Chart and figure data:
+ + +
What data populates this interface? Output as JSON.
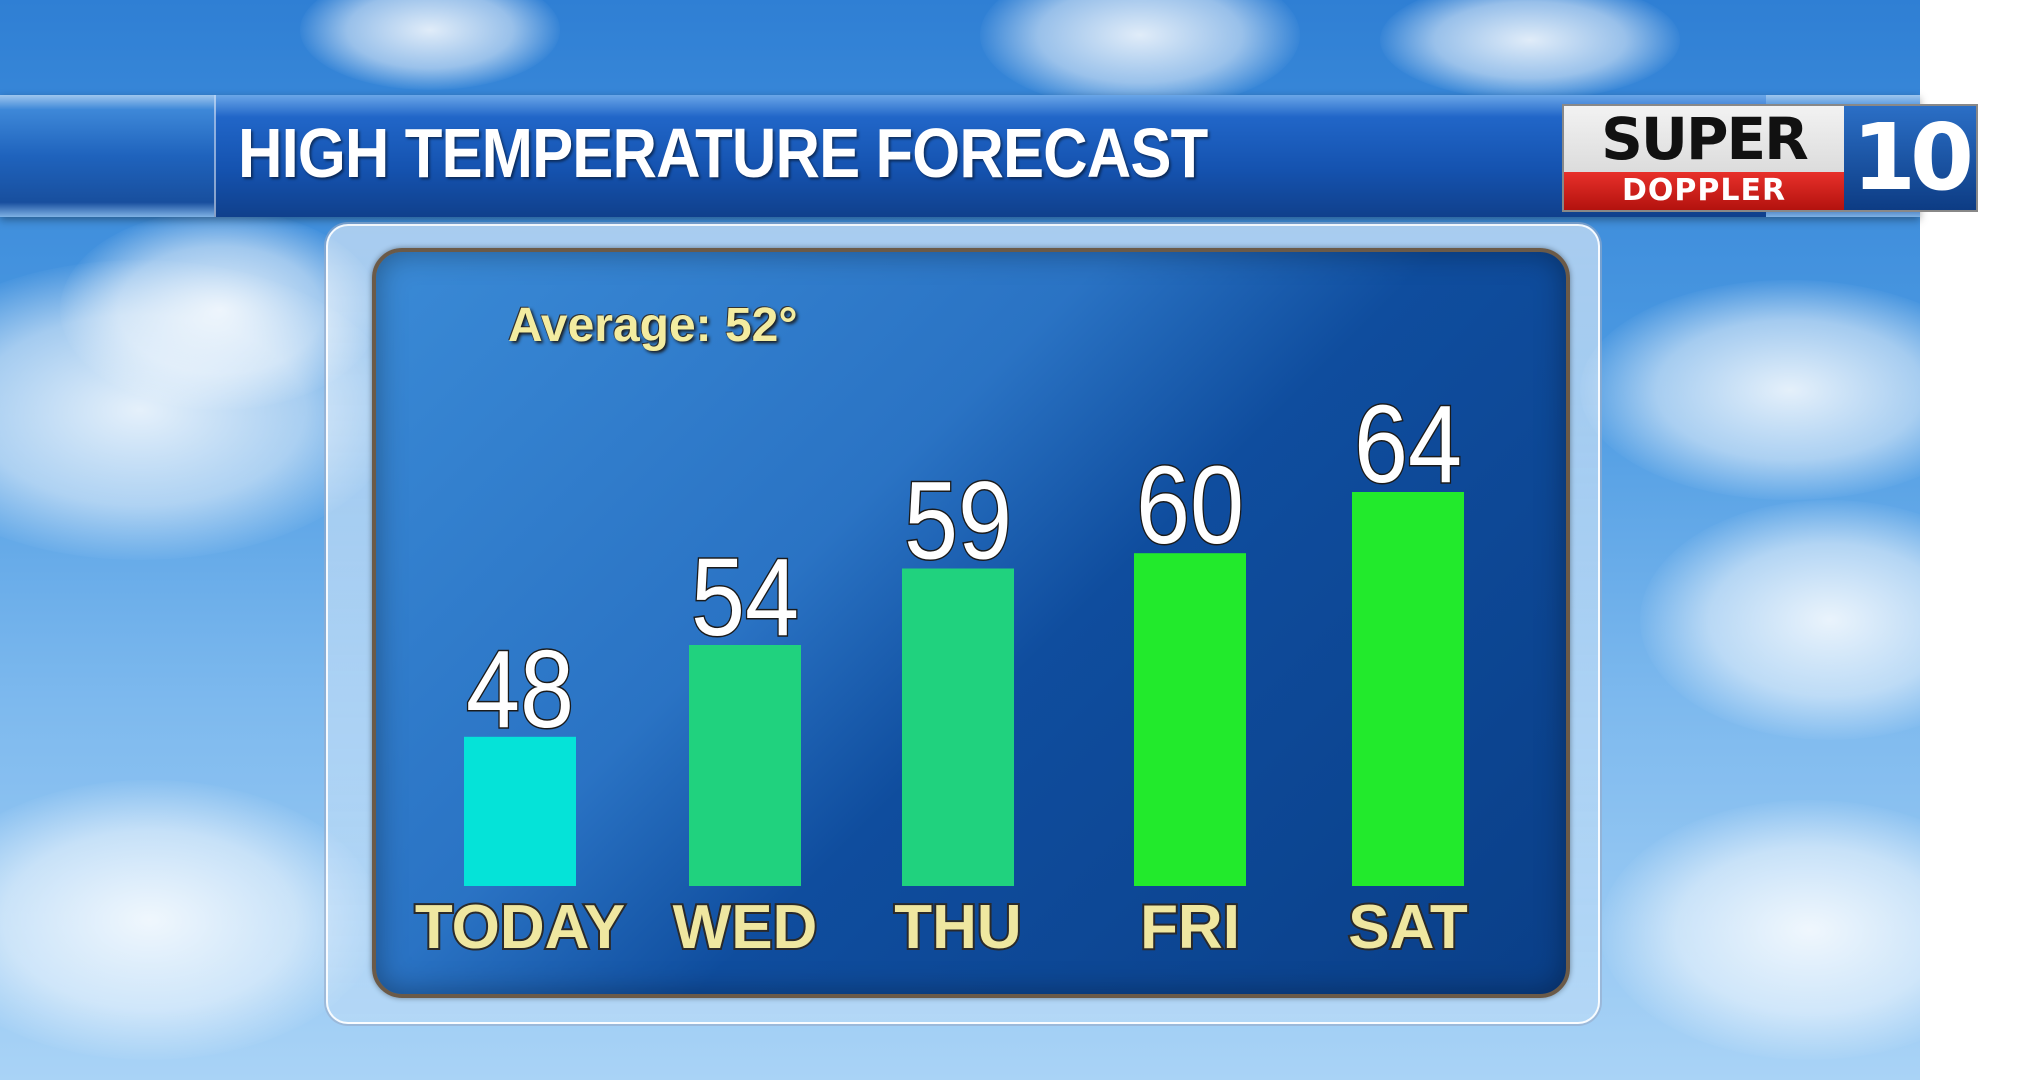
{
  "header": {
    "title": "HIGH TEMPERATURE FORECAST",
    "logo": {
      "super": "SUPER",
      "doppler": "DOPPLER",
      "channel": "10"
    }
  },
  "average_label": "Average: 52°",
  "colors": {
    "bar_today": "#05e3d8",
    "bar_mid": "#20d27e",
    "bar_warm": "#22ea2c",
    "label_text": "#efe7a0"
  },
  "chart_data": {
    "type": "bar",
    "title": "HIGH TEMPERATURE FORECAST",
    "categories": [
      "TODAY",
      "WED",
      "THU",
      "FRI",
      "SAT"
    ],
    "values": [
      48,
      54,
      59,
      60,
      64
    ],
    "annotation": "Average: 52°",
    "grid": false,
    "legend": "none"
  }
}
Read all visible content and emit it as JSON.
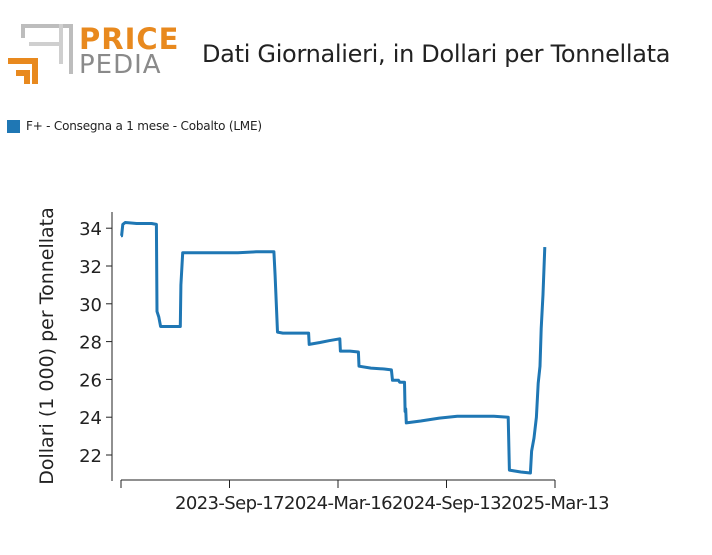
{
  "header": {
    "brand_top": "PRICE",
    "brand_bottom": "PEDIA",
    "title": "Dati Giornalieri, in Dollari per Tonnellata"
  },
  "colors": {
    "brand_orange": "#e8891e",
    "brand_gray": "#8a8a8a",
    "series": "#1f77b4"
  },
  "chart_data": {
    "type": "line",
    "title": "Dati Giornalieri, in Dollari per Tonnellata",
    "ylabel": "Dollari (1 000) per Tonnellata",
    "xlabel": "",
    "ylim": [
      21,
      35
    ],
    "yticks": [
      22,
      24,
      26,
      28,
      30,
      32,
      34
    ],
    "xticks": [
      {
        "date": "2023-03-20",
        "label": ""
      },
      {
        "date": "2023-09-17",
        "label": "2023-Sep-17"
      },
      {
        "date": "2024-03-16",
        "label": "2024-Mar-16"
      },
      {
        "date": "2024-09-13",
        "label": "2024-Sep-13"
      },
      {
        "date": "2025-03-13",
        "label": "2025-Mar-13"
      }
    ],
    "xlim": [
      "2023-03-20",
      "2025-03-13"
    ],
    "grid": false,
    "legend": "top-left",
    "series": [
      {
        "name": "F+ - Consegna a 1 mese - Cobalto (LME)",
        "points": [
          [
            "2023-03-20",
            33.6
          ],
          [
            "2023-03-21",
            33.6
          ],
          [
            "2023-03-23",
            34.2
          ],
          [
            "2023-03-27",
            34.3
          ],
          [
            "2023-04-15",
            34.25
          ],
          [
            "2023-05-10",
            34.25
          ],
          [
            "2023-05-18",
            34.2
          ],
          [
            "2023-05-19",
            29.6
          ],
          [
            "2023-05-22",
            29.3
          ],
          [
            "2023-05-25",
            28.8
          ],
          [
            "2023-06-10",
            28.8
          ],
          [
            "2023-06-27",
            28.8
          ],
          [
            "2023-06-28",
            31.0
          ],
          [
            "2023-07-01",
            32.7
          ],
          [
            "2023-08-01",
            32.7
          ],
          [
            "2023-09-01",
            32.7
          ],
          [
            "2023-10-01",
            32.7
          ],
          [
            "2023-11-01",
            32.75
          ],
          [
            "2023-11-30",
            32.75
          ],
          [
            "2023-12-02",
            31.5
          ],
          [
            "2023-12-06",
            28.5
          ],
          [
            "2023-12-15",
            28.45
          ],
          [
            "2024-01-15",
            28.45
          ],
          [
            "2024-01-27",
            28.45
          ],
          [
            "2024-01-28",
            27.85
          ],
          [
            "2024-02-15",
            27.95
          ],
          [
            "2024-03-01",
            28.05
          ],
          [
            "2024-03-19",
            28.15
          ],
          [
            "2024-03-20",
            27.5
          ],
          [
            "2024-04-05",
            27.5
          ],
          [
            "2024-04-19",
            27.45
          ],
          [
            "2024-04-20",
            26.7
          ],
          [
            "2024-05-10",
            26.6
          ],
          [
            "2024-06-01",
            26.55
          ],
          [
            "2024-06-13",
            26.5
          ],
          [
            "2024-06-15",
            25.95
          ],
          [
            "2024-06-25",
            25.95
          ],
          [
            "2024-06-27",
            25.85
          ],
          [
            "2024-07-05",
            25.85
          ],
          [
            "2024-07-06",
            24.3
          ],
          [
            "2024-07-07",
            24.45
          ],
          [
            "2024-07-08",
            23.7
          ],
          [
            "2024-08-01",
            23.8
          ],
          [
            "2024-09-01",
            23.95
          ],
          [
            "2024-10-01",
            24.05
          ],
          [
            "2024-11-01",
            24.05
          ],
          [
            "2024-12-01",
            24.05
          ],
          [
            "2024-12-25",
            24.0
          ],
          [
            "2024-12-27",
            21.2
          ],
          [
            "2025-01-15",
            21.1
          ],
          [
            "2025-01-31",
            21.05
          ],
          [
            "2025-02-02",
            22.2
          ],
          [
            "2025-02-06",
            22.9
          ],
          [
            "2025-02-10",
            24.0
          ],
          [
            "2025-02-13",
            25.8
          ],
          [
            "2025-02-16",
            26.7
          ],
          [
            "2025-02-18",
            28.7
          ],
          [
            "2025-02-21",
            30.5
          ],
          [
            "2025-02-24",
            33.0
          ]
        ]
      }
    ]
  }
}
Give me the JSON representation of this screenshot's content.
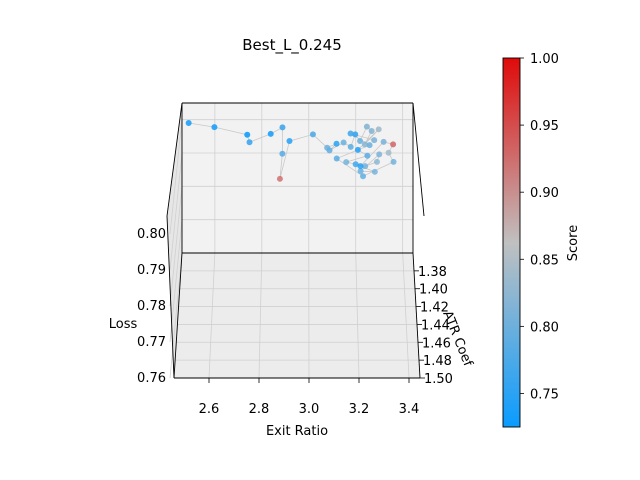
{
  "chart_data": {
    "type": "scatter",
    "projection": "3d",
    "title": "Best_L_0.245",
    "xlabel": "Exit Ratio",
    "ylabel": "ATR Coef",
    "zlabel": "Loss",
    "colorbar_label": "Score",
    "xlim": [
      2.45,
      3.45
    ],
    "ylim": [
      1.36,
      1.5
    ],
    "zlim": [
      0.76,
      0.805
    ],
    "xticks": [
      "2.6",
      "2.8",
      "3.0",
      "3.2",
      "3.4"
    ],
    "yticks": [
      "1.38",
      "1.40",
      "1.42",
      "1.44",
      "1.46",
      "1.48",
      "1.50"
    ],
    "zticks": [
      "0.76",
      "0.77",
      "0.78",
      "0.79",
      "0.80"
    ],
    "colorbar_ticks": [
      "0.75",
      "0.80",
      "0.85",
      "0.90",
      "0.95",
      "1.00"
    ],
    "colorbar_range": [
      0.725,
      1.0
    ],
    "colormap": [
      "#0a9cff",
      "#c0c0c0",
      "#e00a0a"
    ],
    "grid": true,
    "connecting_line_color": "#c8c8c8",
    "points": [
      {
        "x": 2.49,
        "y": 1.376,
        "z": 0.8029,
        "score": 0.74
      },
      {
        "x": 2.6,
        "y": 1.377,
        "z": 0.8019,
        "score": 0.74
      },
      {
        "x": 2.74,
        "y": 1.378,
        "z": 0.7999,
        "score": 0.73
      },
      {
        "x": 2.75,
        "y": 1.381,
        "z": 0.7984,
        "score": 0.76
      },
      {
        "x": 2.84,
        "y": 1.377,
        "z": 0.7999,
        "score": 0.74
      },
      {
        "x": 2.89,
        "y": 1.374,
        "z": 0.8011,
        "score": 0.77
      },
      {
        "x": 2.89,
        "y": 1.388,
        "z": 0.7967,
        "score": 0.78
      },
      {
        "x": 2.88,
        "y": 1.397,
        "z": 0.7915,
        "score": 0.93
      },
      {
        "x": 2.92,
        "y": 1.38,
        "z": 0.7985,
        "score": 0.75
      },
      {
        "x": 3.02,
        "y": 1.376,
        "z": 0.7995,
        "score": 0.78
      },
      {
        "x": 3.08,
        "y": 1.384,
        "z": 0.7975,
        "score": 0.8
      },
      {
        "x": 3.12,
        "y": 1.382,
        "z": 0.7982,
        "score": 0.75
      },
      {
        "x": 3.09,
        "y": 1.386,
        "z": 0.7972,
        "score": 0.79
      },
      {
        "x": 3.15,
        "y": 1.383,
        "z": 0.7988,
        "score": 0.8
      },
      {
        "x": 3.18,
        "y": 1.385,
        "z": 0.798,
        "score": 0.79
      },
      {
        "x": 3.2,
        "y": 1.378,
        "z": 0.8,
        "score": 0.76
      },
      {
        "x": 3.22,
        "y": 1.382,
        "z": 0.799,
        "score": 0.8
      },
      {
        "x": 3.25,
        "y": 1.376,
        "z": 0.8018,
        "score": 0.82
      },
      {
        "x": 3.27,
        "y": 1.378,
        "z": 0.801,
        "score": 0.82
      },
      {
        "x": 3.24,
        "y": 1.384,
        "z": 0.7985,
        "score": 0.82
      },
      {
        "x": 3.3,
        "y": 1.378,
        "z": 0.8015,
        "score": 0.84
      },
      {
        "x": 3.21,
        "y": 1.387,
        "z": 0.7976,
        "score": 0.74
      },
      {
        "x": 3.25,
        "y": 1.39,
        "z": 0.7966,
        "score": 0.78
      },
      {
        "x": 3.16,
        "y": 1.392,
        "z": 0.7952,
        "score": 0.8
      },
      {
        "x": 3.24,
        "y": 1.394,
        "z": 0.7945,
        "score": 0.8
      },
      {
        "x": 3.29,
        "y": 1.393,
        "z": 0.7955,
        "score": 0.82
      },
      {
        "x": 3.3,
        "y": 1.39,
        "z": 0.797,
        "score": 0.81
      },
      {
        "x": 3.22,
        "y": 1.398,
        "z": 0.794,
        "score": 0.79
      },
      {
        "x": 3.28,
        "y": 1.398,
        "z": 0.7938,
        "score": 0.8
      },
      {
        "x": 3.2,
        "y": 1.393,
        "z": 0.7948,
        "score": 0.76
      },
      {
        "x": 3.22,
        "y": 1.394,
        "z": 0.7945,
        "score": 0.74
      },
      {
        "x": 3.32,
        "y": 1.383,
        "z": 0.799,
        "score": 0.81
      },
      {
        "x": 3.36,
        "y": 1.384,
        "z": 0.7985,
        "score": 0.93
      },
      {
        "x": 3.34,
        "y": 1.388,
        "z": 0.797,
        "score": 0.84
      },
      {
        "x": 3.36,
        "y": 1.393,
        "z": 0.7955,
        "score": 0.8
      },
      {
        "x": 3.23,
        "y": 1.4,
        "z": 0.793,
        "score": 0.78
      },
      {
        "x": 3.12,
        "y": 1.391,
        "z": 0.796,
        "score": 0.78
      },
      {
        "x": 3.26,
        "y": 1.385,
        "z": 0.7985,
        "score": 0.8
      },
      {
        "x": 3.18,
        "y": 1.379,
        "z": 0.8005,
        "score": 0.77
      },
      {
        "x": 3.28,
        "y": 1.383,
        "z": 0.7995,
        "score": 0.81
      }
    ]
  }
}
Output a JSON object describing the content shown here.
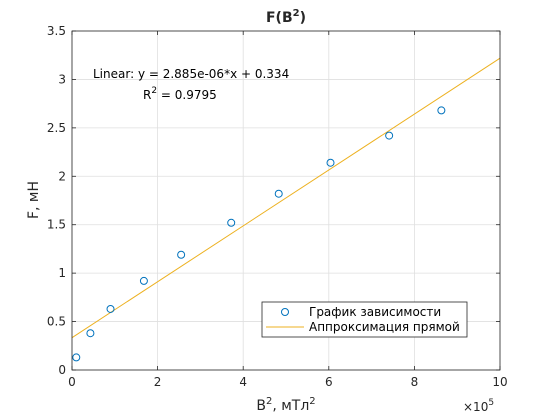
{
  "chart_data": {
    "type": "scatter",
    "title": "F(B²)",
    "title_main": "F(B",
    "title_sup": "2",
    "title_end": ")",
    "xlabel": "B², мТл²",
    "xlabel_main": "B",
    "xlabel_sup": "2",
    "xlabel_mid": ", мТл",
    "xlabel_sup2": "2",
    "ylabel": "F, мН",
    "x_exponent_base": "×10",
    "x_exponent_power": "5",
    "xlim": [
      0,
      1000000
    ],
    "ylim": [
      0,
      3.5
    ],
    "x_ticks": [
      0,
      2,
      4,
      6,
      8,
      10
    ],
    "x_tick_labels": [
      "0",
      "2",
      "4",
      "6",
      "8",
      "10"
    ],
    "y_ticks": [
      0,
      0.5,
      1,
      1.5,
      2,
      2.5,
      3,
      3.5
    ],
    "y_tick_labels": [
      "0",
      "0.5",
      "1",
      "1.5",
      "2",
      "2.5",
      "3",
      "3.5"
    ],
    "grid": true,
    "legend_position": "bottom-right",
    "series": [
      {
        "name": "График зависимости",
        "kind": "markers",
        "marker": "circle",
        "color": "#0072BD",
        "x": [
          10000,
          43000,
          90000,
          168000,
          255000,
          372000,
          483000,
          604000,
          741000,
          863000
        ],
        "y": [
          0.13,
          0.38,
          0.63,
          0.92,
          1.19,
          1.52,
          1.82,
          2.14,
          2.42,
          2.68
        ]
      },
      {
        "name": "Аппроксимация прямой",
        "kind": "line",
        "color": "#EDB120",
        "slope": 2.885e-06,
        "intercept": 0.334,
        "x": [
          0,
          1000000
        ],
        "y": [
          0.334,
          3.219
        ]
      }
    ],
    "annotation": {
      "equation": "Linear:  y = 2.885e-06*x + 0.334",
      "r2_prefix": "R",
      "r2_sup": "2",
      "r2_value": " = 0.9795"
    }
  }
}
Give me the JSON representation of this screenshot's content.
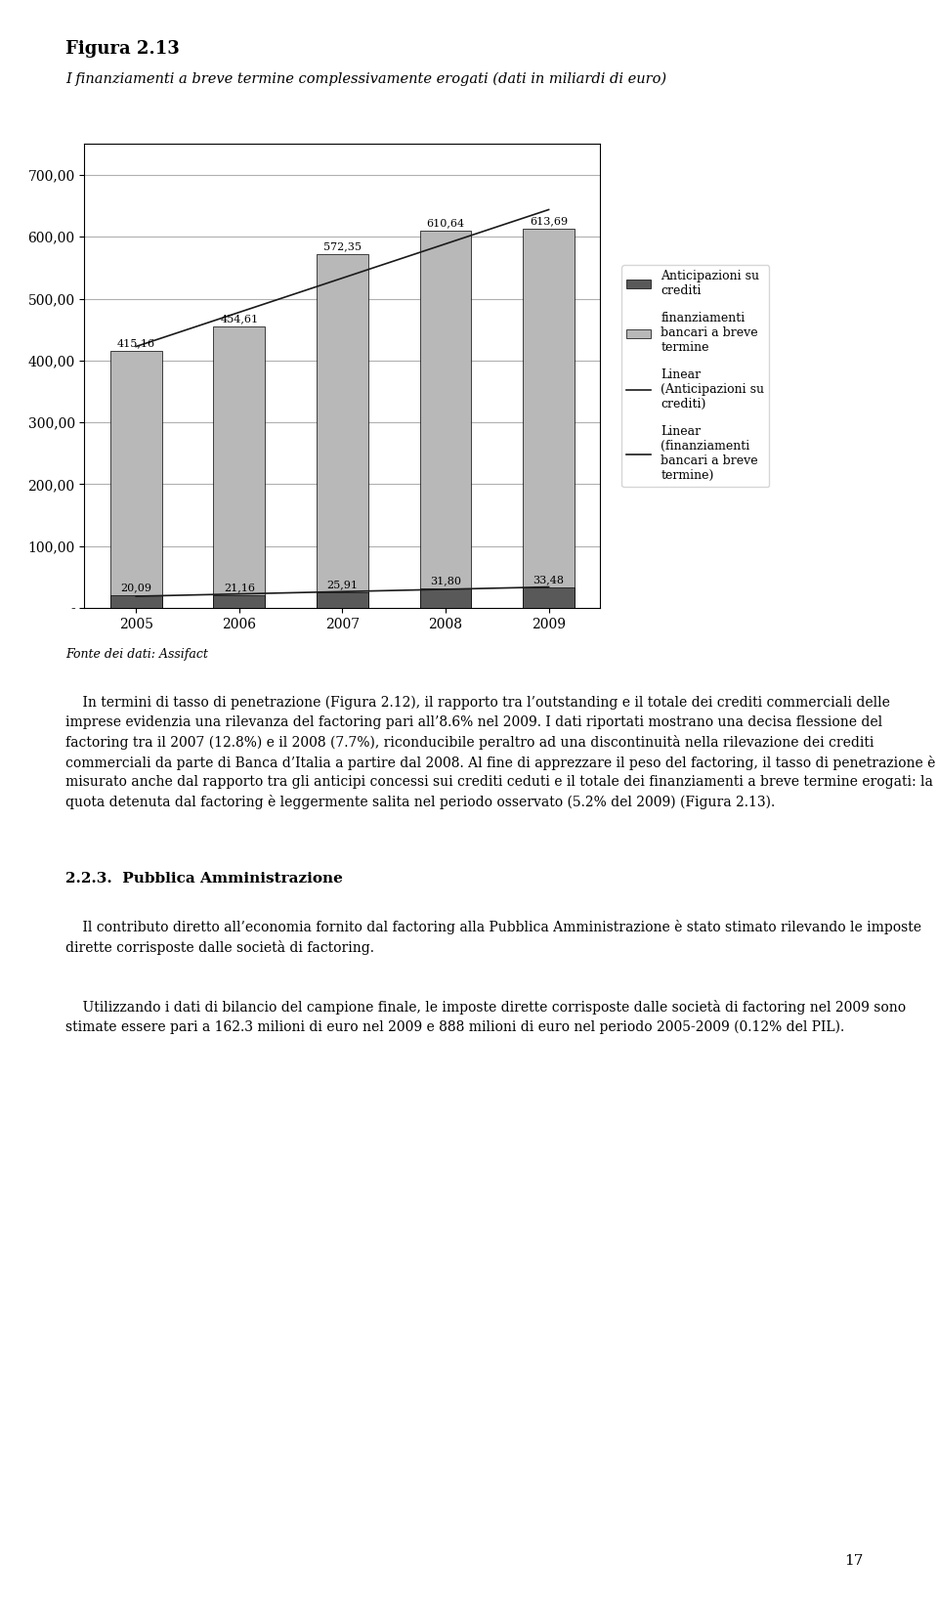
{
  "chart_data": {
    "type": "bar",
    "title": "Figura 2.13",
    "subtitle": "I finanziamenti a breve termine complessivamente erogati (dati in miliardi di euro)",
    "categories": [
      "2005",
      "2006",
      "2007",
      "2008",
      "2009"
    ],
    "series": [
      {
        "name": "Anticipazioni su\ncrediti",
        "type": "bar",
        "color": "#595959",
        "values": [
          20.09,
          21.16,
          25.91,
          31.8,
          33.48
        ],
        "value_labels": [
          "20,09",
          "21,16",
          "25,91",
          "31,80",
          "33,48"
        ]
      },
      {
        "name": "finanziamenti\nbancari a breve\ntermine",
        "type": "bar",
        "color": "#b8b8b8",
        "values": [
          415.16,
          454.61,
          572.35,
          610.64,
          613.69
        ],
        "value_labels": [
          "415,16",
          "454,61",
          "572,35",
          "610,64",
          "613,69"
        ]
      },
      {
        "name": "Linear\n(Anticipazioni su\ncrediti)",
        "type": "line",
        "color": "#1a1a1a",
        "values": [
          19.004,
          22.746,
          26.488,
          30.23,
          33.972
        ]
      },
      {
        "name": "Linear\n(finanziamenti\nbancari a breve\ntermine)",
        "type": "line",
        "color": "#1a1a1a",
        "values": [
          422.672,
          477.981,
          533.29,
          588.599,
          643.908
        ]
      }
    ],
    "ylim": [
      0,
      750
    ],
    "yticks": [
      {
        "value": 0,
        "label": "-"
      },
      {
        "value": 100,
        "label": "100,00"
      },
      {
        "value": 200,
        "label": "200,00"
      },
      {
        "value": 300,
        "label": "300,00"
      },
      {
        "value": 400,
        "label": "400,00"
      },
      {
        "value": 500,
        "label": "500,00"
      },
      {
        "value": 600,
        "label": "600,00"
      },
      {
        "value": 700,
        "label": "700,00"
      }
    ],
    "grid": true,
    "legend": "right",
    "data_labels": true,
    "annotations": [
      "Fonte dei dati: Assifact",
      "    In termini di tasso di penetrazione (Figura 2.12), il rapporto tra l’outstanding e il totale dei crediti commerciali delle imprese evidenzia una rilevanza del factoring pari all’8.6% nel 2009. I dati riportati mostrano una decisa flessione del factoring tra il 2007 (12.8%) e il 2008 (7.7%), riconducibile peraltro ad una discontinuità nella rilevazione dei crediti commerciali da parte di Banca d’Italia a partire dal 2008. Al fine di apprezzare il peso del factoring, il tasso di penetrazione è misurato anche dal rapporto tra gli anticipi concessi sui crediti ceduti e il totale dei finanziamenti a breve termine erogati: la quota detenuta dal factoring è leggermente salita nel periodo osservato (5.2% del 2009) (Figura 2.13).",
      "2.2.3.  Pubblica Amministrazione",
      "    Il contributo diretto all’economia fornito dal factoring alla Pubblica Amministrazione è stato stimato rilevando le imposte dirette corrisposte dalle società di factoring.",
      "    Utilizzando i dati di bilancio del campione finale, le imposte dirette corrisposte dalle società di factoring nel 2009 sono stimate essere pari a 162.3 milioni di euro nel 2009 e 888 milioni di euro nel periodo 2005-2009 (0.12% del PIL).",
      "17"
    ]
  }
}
+ + +
# [DIRECTION]
Gather from the records above every line containing the string "Dollari".

# [RESULT OF THIS EXERCISE]
    "title": "Dati Giornalieri, in Dollari per Tonnellata"
    "title": "Dati Giornalieri, in Dollari per Tonnellata",
    "ylabel": "Dollari (1 000) per Tonnellata",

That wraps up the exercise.